#### WRITTEN EXERCISE
Transcribe each line of the material as it is, and drop any picture.

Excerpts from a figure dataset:
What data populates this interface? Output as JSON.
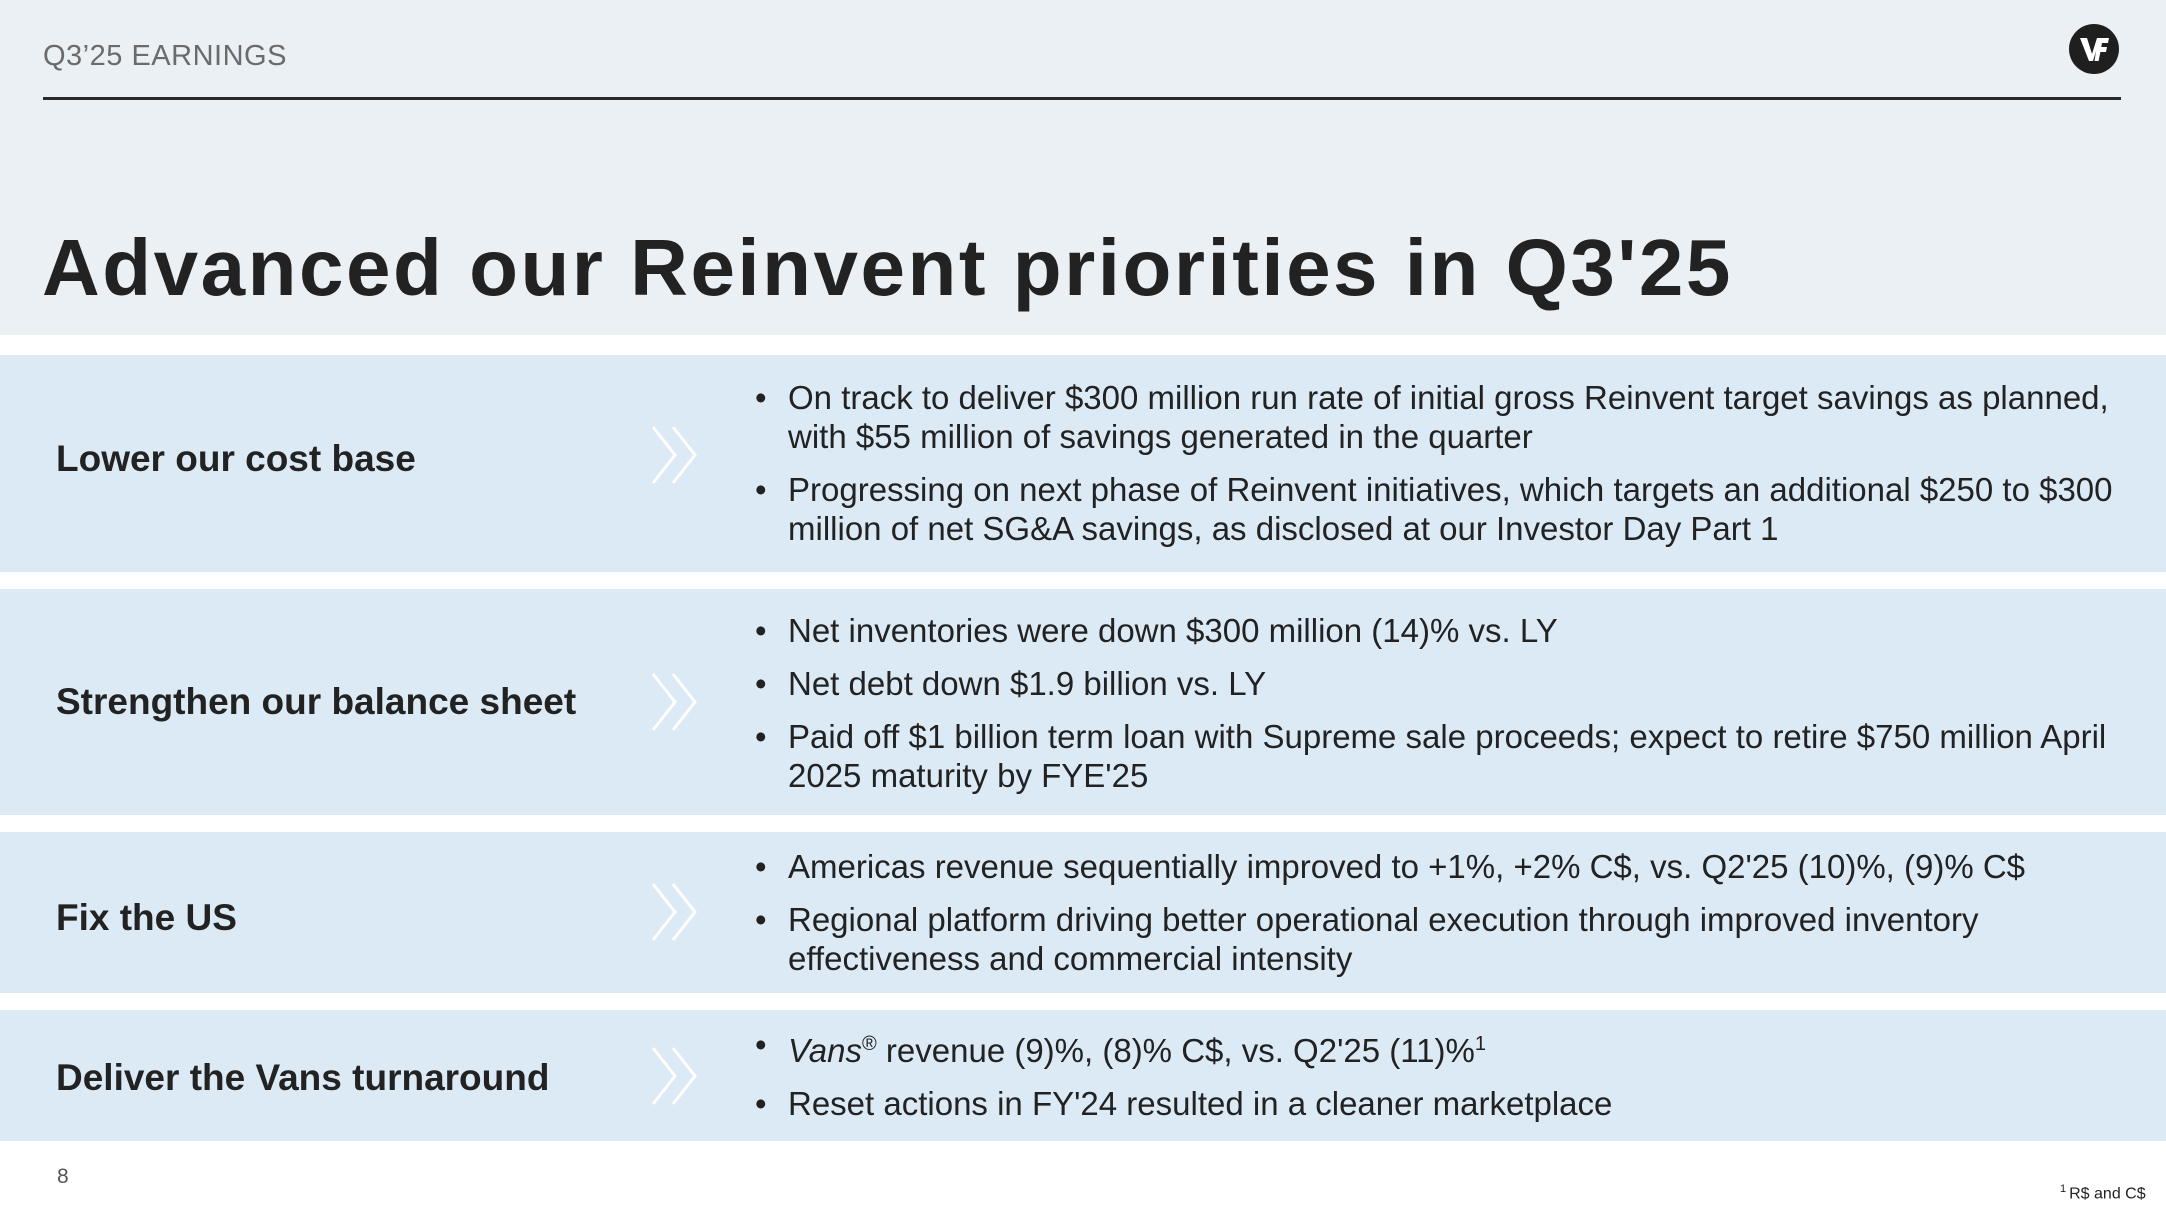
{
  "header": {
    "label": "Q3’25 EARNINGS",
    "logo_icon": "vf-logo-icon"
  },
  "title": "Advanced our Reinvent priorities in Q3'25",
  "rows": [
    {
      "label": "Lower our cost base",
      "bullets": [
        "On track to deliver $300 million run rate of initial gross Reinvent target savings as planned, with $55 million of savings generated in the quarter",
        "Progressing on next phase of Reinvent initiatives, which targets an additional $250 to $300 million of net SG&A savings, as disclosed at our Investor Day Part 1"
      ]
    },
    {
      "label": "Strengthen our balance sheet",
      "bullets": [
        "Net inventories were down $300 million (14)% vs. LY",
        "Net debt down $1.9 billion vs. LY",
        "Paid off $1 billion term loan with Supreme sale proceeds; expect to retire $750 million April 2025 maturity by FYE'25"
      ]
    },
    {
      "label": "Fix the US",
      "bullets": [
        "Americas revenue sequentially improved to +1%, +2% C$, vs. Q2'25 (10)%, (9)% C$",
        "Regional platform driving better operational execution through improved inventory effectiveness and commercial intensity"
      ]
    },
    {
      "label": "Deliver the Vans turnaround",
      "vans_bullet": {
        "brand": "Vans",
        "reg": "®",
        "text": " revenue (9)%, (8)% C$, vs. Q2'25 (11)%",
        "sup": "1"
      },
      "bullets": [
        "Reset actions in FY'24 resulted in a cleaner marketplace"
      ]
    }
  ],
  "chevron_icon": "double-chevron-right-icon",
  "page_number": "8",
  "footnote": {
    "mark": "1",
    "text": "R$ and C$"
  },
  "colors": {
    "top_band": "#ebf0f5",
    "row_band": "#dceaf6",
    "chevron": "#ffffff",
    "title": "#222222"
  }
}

#### ANSWER TO THIS PROBLEM
What data populates this interface? Output as JSON.
{
  "header": {
    "label": "Q3’25 EARNINGS",
    "logo_icon": "vf-logo-icon"
  },
  "title": "Advanced our Reinvent priorities in Q3'25",
  "rows": [
    {
      "label": "Lower our cost base",
      "bullets": [
        "On track to deliver $300 million run rate of initial gross Reinvent target savings as planned, with $55 million of savings generated in the quarter",
        "Progressing on next phase of Reinvent initiatives, which targets an additional $250 to $300 million of net SG&A savings, as disclosed at our Investor Day Part 1"
      ]
    },
    {
      "label": "Strengthen our balance sheet",
      "bullets": [
        "Net inventories were down $300 million (14)% vs. LY",
        "Net debt down $1.9 billion vs. LY",
        "Paid off $1 billion term loan with Supreme sale proceeds; expect to retire $750 million April 2025 maturity by FYE'25"
      ]
    },
    {
      "label": "Fix the US",
      "bullets": [
        "Americas revenue sequentially improved to +1%, +2% C$, vs. Q2'25 (10)%, (9)% C$",
        "Regional platform driving better operational execution through improved inventory effectiveness and commercial intensity"
      ]
    },
    {
      "label": "Deliver the Vans turnaround",
      "vans_bullet": {
        "brand": "Vans",
        "reg": "®",
        "text": " revenue (9)%, (8)% C$, vs. Q2'25 (11)%",
        "sup": "1"
      },
      "bullets": [
        "Reset actions in FY'24 resulted in a cleaner marketplace"
      ]
    }
  ],
  "chevron_icon": "double-chevron-right-icon",
  "page_number": "8",
  "footnote": {
    "mark": "1",
    "text": "R$ and C$"
  },
  "colors": {
    "top_band": "#ebf0f5",
    "row_band": "#dceaf6",
    "chevron": "#ffffff",
    "title": "#222222"
  }
}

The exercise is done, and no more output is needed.